**Task brief**:
Copy out the data below line for line, with every character, number and mark unchanged.

--- start of Dataset ---

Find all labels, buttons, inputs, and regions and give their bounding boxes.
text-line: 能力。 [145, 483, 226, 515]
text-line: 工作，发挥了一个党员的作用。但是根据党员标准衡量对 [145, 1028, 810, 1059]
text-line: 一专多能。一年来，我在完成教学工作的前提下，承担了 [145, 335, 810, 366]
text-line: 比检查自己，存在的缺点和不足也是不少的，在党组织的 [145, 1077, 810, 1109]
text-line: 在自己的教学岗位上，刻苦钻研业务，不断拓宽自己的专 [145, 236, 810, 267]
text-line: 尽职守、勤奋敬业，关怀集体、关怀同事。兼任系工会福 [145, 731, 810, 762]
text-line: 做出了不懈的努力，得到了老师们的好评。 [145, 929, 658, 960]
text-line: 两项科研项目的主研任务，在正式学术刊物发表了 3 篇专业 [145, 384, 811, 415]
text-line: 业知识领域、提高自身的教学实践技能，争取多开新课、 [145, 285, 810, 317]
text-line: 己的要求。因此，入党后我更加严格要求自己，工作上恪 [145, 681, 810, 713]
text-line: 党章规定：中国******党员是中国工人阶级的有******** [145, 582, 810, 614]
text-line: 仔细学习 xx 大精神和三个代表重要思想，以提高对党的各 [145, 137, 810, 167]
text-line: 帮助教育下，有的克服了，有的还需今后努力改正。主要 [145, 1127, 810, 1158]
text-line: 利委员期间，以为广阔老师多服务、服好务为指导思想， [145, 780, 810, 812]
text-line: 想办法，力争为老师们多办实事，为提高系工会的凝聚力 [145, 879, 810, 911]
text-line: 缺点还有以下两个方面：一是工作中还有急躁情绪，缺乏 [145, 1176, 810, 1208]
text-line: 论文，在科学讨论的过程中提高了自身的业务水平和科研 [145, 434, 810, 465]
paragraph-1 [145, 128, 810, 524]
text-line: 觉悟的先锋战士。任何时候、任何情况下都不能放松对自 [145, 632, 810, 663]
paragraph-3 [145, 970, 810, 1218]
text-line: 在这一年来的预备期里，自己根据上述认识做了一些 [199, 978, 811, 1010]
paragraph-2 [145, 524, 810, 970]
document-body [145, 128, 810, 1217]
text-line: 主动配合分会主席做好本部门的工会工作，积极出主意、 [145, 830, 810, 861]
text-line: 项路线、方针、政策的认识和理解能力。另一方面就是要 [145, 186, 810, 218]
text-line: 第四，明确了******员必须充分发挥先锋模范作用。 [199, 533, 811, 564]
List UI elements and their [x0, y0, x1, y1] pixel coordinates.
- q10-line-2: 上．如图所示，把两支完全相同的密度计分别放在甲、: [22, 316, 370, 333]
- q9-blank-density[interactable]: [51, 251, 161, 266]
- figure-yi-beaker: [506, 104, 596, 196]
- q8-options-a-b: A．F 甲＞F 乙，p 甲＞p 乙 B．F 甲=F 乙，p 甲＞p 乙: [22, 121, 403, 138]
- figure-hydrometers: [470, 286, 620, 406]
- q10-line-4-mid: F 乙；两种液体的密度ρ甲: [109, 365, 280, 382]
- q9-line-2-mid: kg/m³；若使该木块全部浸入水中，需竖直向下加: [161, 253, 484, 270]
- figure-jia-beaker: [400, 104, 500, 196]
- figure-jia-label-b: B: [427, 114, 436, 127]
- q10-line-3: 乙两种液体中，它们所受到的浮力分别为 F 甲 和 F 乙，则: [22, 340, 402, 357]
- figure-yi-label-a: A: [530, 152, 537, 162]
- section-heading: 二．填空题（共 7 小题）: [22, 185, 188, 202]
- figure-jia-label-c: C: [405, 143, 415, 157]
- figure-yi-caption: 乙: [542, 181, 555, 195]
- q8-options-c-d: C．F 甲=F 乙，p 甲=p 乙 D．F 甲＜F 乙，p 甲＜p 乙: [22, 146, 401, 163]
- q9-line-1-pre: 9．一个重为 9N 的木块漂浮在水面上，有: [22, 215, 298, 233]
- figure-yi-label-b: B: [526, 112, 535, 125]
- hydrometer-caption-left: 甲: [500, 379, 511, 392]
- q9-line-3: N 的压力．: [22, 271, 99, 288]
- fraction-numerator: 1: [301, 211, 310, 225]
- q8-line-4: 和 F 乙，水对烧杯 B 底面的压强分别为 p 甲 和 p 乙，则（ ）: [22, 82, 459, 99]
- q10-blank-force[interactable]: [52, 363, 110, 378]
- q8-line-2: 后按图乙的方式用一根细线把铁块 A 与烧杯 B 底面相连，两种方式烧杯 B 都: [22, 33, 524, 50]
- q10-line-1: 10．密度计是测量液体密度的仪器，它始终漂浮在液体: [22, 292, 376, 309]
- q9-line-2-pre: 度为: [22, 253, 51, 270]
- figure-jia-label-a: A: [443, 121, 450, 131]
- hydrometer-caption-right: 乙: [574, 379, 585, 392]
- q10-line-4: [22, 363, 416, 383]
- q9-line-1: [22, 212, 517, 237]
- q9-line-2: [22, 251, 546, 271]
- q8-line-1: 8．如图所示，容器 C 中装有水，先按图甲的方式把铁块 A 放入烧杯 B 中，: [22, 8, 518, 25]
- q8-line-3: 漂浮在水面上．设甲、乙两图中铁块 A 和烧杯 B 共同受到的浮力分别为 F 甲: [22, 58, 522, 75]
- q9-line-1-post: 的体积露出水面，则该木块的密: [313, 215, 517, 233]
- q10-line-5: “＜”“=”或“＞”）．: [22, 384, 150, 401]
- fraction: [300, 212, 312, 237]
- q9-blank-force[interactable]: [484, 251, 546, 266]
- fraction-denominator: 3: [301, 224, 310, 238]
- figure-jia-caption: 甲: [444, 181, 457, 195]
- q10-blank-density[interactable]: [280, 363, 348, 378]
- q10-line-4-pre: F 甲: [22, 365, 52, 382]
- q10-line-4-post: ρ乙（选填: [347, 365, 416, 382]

--- end of Dataset ---

**Complete answer**:
Find all labels, buttons, inputs, and regions and give their bounding boxes.
text-line: 能力。 [145, 483, 226, 515]
text-line: 工作，发挥了一个党员的作用。但是根据党员标准衡量对 [145, 1028, 810, 1059]
text-line: 一专多能。一年来，我在完成教学工作的前提下，承担了 [145, 335, 810, 366]
text-line: 比检查自己，存在的缺点和不足也是不少的，在党组织的 [145, 1077, 810, 1109]
text-line: 在自己的教学岗位上，刻苦钻研业务，不断拓宽自己的专 [145, 236, 810, 267]
text-line: 尽职守、勤奋敬业，关怀集体、关怀同事。兼任系工会福 [145, 731, 810, 762]
text-line: 做出了不懈的努力，得到了老师们的好评。 [145, 929, 658, 960]
text-line: 两项科研项目的主研任务，在正式学术刊物发表了 3 篇专业 [145, 384, 811, 415]
text-line: 业知识领域、提高自身的教学实践技能，争取多开新课、 [145, 285, 810, 317]
text-line: 己的要求。因此，入党后我更加严格要求自己，工作上恪 [145, 681, 810, 713]
text-line: 党章规定：中国******党员是中国工人阶级的有******** [145, 582, 810, 614]
text-line: 仔细学习 xx 大精神和三个代表重要思想，以提高对党的各 [145, 137, 810, 167]
text-line: 帮助教育下，有的克服了，有的还需今后努力改正。主要 [145, 1127, 810, 1158]
text-line: 利委员期间，以为广阔老师多服务、服好务为指导思想， [145, 780, 810, 812]
text-line: 想办法，力争为老师们多办实事，为提高系工会的凝聚力 [145, 879, 810, 911]
text-line: 缺点还有以下两个方面：一是工作中还有急躁情绪，缺乏 [145, 1176, 810, 1208]
text-line: 论文，在科学讨论的过程中提高了自身的业务水平和科研 [145, 434, 810, 465]
paragraph-1 [145, 128, 810, 524]
text-line: 觉悟的先锋战士。任何时候、任何情况下都不能放松对自 [145, 632, 810, 663]
paragraph-3 [145, 970, 810, 1218]
text-line: 在这一年来的预备期里，自己根据上述认识做了一些 [199, 978, 811, 1010]
paragraph-2 [145, 524, 810, 970]
document-body [145, 128, 810, 1217]
text-line: 主动配合分会主席做好本部门的工会工作，积极出主意、 [145, 830, 810, 861]
text-line: 项路线、方针、政策的认识和理解能力。另一方面就是要 [145, 186, 810, 218]
text-line: 第四，明确了******员必须充分发挥先锋模范作用。 [199, 533, 811, 564]
List UI elements and their [x0, y0, x1, y1] pixel coordinates.
- q10-line-2: 上．如图所示，把两支完全相同的密度计分别放在甲、: [22, 316, 370, 333]
- q9-blank-density[interactable]: [51, 251, 161, 266]
- figure-yi-beaker: [506, 104, 596, 196]
- q8-options-a-b: A．F 甲＞F 乙，p 甲＞p 乙 B．F 甲=F 乙，p 甲＞p 乙: [22, 121, 403, 138]
- figure-hydrometers: [470, 286, 620, 406]
- q10-line-4-mid: F 乙；两种液体的密度ρ甲: [109, 365, 280, 382]
- q9-line-2-mid: kg/m³；若使该木块全部浸入水中，需竖直向下加: [161, 253, 484, 270]
- figure-jia-beaker: [400, 104, 500, 196]
- figure-jia-label-b: B: [427, 114, 436, 127]
- q10-line-3: 乙两种液体中，它们所受到的浮力分别为 F 甲 和 F 乙，则: [22, 340, 402, 357]
- figure-yi-label-a: A: [530, 152, 537, 162]
- section-heading: 二．填空题（共 7 小题）: [22, 185, 188, 202]
- figure-jia-label-c: C: [405, 143, 415, 157]
- figure-yi-caption: 乙: [542, 181, 555, 195]
- q8-options-c-d: C．F 甲=F 乙，p 甲=p 乙 D．F 甲＜F 乙，p 甲＜p 乙: [22, 146, 401, 163]
- q9-line-1-pre: 9．一个重为 9N 的木块漂浮在水面上，有: [22, 215, 298, 233]
- figure-yi-label-b: B: [526, 112, 535, 125]
- hydrometer-caption-left: 甲: [500, 379, 511, 392]
- q9-line-3: N 的压力．: [22, 271, 99, 288]
- fraction-numerator: 1: [301, 211, 310, 225]
- q8-line-4: 和 F 乙，水对烧杯 B 底面的压强分别为 p 甲 和 p 乙，则（ ）: [22, 82, 459, 99]
- q10-blank-force[interactable]: [52, 363, 110, 378]
- q8-line-2: 后按图乙的方式用一根细线把铁块 A 与烧杯 B 底面相连，两种方式烧杯 B 都: [22, 33, 524, 50]
- q10-line-1: 10．密度计是测量液体密度的仪器，它始终漂浮在液体: [22, 292, 376, 309]
- q9-line-2-pre: 度为: [22, 253, 51, 270]
- figure-jia-label-a: A: [443, 121, 450, 131]
- hydrometer-caption-right: 乙: [574, 379, 585, 392]
- q10-line-4: [22, 363, 416, 383]
- q9-line-1: [22, 212, 517, 237]
- q9-line-2: [22, 251, 546, 271]
- q8-line-1: 8．如图所示，容器 C 中装有水，先按图甲的方式把铁块 A 放入烧杯 B 中，: [22, 8, 518, 25]
- q8-line-3: 漂浮在水面上．设甲、乙两图中铁块 A 和烧杯 B 共同受到的浮力分别为 F 甲: [22, 58, 522, 75]
- q9-line-1-post: 的体积露出水面，则该木块的密: [313, 215, 517, 233]
- q10-line-5: “＜”“=”或“＞”）．: [22, 384, 150, 401]
- fraction: [300, 212, 312, 237]
- q9-blank-force[interactable]: [484, 251, 546, 266]
- fraction-denominator: 3: [301, 224, 310, 238]
- figure-jia-caption: 甲: [444, 181, 457, 195]
- q10-blank-density[interactable]: [280, 363, 348, 378]
- q10-line-4-pre: F 甲: [22, 365, 52, 382]
- q10-line-4-post: ρ乙（选填: [347, 365, 416, 382]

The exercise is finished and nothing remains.